- **EXERCISE BRIEF**: For each line below that contains the string "workshops", copy that line.

━━━━━ STORED DATA

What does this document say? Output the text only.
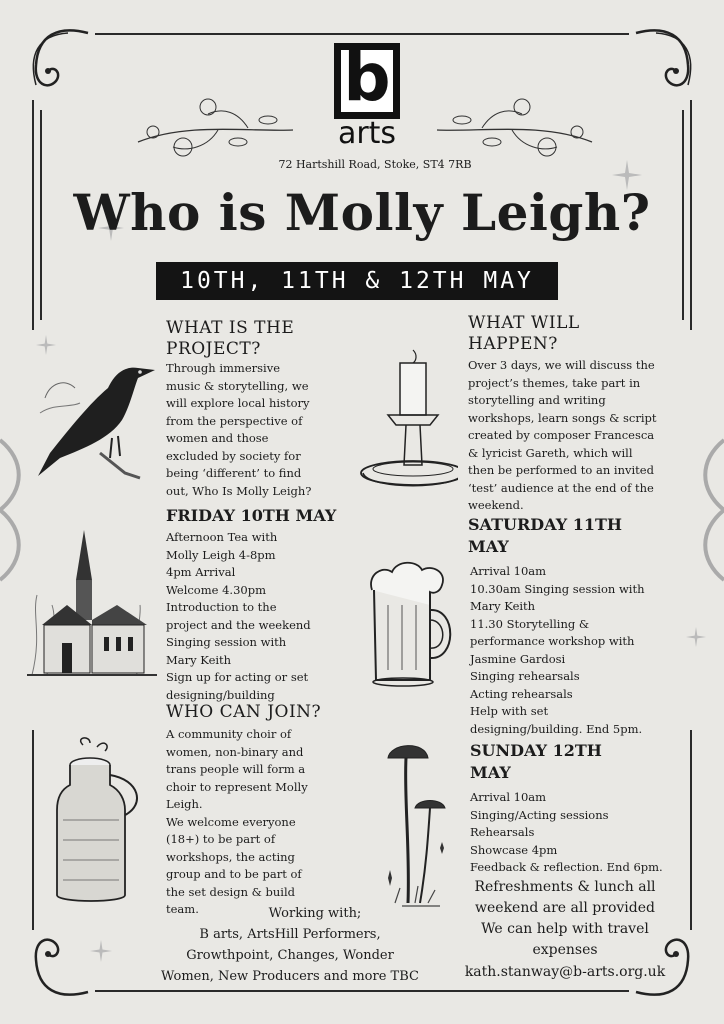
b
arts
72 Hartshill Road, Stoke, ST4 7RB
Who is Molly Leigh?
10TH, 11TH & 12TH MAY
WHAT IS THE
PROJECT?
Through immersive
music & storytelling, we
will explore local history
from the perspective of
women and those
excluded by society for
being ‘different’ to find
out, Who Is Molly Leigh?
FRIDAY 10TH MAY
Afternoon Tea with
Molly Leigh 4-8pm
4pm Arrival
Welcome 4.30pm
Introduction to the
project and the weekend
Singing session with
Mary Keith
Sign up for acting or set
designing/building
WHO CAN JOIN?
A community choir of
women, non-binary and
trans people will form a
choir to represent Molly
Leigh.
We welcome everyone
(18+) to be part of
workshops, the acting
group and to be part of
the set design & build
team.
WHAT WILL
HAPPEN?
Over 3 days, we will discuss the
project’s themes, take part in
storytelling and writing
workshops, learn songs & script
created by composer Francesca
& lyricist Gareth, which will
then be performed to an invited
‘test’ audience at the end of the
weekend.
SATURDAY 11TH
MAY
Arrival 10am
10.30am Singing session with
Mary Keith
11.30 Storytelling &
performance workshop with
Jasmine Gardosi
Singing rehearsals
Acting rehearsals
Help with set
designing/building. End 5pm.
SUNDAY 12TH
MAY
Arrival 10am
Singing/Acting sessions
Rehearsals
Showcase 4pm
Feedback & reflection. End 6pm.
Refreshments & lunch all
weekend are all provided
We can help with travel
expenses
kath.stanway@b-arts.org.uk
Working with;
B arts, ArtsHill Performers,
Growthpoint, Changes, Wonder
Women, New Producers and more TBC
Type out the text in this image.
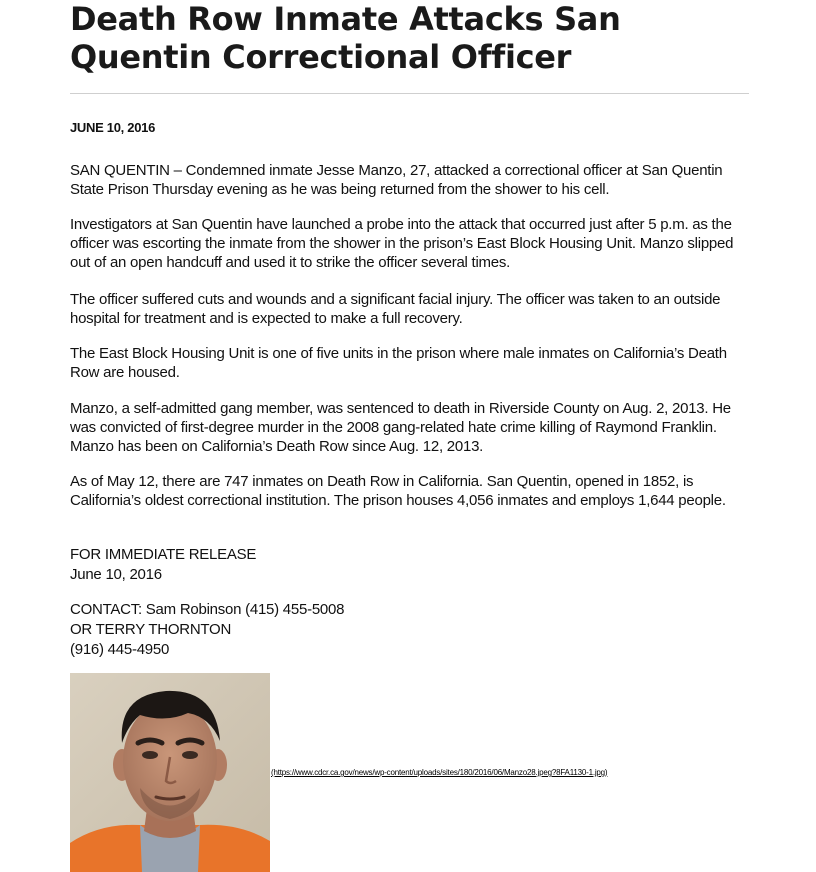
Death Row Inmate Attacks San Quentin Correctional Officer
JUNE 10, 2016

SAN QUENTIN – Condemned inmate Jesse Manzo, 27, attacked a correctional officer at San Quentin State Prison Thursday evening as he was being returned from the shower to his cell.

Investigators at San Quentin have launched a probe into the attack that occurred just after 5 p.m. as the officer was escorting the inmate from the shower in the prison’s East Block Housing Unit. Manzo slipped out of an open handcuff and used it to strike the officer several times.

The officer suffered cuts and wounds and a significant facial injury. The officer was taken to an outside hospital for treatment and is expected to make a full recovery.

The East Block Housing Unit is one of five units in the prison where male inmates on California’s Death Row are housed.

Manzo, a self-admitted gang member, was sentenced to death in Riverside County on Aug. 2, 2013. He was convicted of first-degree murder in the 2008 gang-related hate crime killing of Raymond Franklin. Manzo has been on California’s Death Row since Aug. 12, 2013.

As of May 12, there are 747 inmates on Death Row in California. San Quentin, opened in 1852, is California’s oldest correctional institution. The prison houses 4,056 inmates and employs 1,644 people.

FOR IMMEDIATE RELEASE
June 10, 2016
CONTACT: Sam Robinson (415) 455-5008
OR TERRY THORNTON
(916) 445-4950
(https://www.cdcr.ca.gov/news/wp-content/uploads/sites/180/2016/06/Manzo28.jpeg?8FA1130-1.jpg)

━━━━━━━━━━
━━━━━ STORED DATA

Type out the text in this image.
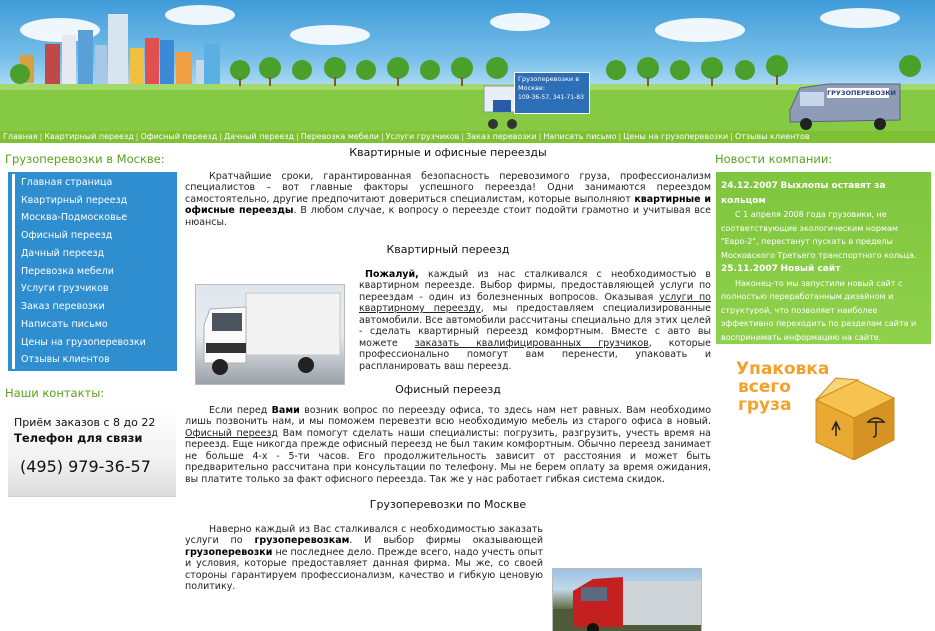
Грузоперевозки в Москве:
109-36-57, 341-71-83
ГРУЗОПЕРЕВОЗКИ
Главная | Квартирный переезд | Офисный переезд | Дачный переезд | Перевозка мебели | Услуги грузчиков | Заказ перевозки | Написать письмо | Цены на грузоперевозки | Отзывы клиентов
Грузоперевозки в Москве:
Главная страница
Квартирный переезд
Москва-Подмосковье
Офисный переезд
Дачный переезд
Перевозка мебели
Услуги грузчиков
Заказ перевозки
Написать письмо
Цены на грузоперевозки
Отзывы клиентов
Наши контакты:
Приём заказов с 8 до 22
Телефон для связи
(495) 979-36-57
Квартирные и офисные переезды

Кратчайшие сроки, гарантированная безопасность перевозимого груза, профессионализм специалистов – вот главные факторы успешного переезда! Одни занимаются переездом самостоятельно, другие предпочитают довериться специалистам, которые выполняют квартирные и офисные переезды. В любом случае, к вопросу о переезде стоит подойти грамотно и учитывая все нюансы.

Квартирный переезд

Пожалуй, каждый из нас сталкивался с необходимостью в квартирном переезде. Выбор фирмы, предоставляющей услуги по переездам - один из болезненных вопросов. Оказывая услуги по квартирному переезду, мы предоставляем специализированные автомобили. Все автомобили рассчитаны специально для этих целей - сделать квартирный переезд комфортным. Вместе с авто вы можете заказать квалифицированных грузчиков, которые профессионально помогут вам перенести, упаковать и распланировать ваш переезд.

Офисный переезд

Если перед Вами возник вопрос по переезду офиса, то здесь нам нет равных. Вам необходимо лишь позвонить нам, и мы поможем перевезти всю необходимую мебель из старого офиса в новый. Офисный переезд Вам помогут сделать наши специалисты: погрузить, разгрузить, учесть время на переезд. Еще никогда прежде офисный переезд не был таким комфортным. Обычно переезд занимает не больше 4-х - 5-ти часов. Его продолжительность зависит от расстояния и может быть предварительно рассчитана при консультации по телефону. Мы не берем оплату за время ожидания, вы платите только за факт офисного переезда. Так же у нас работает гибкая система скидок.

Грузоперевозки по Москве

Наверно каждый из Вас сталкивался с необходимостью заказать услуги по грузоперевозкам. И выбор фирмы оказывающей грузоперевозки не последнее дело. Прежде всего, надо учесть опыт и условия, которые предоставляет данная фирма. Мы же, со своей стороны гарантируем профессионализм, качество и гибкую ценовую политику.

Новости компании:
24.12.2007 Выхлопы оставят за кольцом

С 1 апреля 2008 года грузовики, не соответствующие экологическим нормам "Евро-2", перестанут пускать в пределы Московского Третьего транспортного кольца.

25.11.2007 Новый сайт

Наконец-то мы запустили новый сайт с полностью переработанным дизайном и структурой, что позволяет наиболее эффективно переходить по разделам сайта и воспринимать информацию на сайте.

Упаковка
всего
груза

━━━━━━━━━━

- **EXPECTED ANSWER**:
workshops, the acting
workshops, learn songs & script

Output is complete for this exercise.